*YOUR GOAL*: From the entries that follow, pick out all lines holding "المال".

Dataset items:
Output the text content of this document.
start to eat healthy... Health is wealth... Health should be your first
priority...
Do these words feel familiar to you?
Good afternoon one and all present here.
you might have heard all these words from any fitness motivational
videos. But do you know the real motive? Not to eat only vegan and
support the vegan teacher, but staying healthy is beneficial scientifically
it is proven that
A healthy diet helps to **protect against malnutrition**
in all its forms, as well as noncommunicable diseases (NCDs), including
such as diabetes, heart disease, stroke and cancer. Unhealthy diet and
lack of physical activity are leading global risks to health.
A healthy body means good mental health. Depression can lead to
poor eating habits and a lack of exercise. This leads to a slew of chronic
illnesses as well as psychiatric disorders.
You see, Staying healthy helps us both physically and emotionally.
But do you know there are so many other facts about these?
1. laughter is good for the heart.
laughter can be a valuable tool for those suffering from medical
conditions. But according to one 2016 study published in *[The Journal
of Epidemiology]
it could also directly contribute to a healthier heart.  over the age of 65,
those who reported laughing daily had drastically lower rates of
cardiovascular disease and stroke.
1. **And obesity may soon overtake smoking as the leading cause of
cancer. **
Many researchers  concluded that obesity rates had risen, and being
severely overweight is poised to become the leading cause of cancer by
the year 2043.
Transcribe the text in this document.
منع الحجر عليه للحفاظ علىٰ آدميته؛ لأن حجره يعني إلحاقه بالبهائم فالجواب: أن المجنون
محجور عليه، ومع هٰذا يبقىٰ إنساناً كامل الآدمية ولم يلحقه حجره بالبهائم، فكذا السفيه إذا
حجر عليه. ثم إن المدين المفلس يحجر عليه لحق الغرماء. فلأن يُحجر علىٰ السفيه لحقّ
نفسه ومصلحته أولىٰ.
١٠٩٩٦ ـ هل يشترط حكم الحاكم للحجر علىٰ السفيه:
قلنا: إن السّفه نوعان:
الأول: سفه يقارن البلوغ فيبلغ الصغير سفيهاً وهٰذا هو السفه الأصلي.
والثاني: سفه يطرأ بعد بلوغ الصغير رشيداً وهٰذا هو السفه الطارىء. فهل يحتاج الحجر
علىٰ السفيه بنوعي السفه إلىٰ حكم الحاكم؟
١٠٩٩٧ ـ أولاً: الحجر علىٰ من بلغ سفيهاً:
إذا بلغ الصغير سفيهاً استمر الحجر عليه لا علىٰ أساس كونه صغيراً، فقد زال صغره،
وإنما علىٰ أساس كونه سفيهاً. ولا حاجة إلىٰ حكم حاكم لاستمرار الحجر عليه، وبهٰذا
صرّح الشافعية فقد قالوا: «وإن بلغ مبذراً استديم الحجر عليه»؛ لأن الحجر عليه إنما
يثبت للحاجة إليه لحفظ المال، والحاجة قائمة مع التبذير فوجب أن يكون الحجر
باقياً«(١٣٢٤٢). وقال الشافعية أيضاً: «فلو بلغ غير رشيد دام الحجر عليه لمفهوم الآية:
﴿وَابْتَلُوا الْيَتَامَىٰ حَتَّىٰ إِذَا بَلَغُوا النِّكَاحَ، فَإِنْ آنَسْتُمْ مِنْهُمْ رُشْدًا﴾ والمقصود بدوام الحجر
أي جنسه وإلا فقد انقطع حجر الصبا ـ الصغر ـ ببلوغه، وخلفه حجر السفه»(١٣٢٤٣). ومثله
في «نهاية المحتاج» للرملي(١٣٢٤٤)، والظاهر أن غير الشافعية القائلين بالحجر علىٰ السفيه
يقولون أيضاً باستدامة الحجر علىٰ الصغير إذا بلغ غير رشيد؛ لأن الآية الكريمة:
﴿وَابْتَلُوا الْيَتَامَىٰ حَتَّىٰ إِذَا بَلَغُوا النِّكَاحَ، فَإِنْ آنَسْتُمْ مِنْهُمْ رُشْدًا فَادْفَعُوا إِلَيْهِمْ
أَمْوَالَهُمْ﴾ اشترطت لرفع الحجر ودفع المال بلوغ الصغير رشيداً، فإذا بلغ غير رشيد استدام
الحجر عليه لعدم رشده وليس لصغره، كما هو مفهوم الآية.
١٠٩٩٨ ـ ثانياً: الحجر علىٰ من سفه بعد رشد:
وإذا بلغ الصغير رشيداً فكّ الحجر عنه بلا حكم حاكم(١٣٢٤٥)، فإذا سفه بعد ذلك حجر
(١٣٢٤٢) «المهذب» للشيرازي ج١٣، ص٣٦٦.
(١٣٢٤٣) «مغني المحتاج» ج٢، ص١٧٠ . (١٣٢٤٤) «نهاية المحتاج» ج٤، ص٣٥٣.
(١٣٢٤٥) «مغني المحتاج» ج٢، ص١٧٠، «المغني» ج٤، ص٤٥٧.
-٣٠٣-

*THE OUTPUT*:
يثبت للحاجة إليه لحفظ المال، والحاجة قائمة مع التبذير فوجب أن يكون الحجر
أَمْوَالَهُمْ﴾ اشترطت لرفع الحجر ودفع المال بلوغ الصغير رشيداً، فإذا بلغ غير رشيد استدام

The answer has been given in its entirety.